## Task
Return the records that follow unaltered. Omit every picture.

## Raw records
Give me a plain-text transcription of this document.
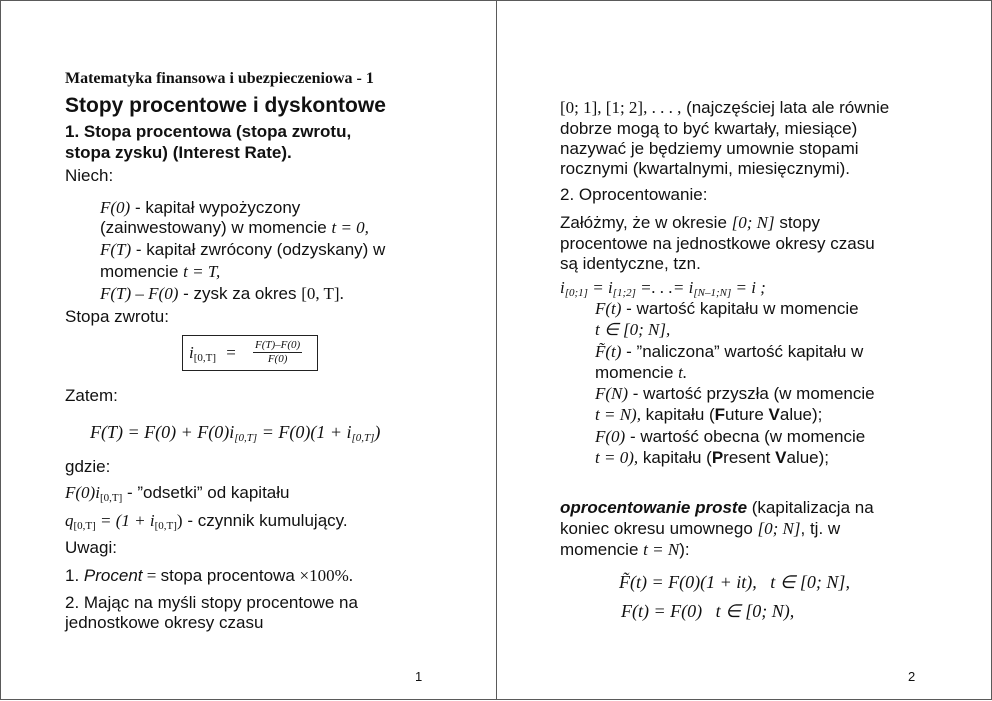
Matematyka finansowa i ubezpieczeniowa - 1
Stopy procentowe i dyskontowe
1. Stopa procentowa (stopa zwrotu,
stopa zysku) (Interest Rate).
Niech:
F(0) - kapitał wypożyczony
(zainwestowany) w momencie t = 0,
F(T) - kapitał zwrócony (odzyskany) w
momencie t = T,
F(T) – F(0) - zysk za okres [0, T].
Stopa zwrotu:
$i_{[0,T]}$ =	$\frac{F(T)-F(0)}{F(0)}$
Zatem:
$F(T) = F(0) + F(0)i_{[0,T]} = F(0)(1 + i_{[0,T]})$
gdzie:
$F(0)i_{[0,T]}$ - ”odsetki” od kapitału
$q_{[0,T]} = (1 + i_{[0,T]})$ - czynnik kumulujący.
Uwagi:
1. Procent = stopa procentowa ×100%.
2. Mając na myśli stopy procentowe na
jednostkowe okresy czasu
1
[0; 1], [1; 2], . . . , (najczęściej lata ale równie
dobrze mogą to być kwartały, miesiące)
nazywać je będziemy umownie stopami
rocznymi (kwartalnymi, miesięcznymi).
2. Oprocentowanie:
Załóżmy, że w okresie [0; N] stopy
procentowe na jednostkowe okresy czasu
są identyczne, tzn.
$i_{[0;1]} = i_{[1;2]}$ =. . .= $i_{[N-1;N]} = i$ ;
F(t) - wartość kapitału w momencie
t ∈ [0; N],
F̃(t) - ”naliczona” wartość kapitału w
momencie t.
F(N) - wartość przyszła (w momencie
t = N), kapitału (Future Value);
F(0) - wartość obecna (w momencie
t = 0), kapitału (Present Value);
oprocentowanie proste (kapitalizacja na
koniec okresu umownego [0; N], tj. w
momencie t = N):
F̃(t) = F(0)(1 + it),   t ∈ [0; N],
F(t) = F(0)   t ∈ [0; N),
2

## Solved exercise
Give me a plain-text transcription of this document.
Matematyka finansowa i ubezpieczeniowa - 1
Stopy procentowe i dyskontowe
1. Stopa procentowa (stopa zwrotu,
stopa zysku) (Interest Rate).
Niech:
F(0) - kapitał wypożyczony
(zainwestowany) w momencie t = 0,
F(T) - kapitał zwrócony (odzyskany) w
momencie t = T,
F(T) – F(0) - zysk za okres [0, T].
Stopa zwrotu:
$i_{[0,T]}$ =	$\frac{F(T)-F(0)}{F(0)}$
Zatem:
$F(T) = F(0) + F(0)i_{[0,T]} = F(0)(1 + i_{[0,T]})$
gdzie:
$F(0)i_{[0,T]}$ - ”odsetki” od kapitału
$q_{[0,T]} = (1 + i_{[0,T]})$ - czynnik kumulujący.
Uwagi:
1. Procent = stopa procentowa ×100%.
2. Mając na myśli stopy procentowe na
jednostkowe okresy czasu
1
[0; 1], [1; 2], . . . , (najczęściej lata ale równie
dobrze mogą to być kwartały, miesiące)
nazywać je będziemy umownie stopami
rocznymi (kwartalnymi, miesięcznymi).
2. Oprocentowanie:
Załóżmy, że w okresie [0; N] stopy
procentowe na jednostkowe okresy czasu
są identyczne, tzn.
$i_{[0;1]} = i_{[1;2]}$ =. . .= $i_{[N-1;N]} = i$ ;
F(t) - wartość kapitału w momencie
t ∈ [0; N],
F̃(t) - ”naliczona” wartość kapitału w
momencie t.
F(N) - wartość przyszła (w momencie
t = N), kapitału (Future Value);
F(0) - wartość obecna (w momencie
t = 0), kapitału (Present Value);
oprocentowanie proste (kapitalizacja na
koniec okresu umownego [0; N], tj. w
momencie t = N):
F̃(t) = F(0)(1 + it),   t ∈ [0; N],
F(t) = F(0)   t ∈ [0; N),
2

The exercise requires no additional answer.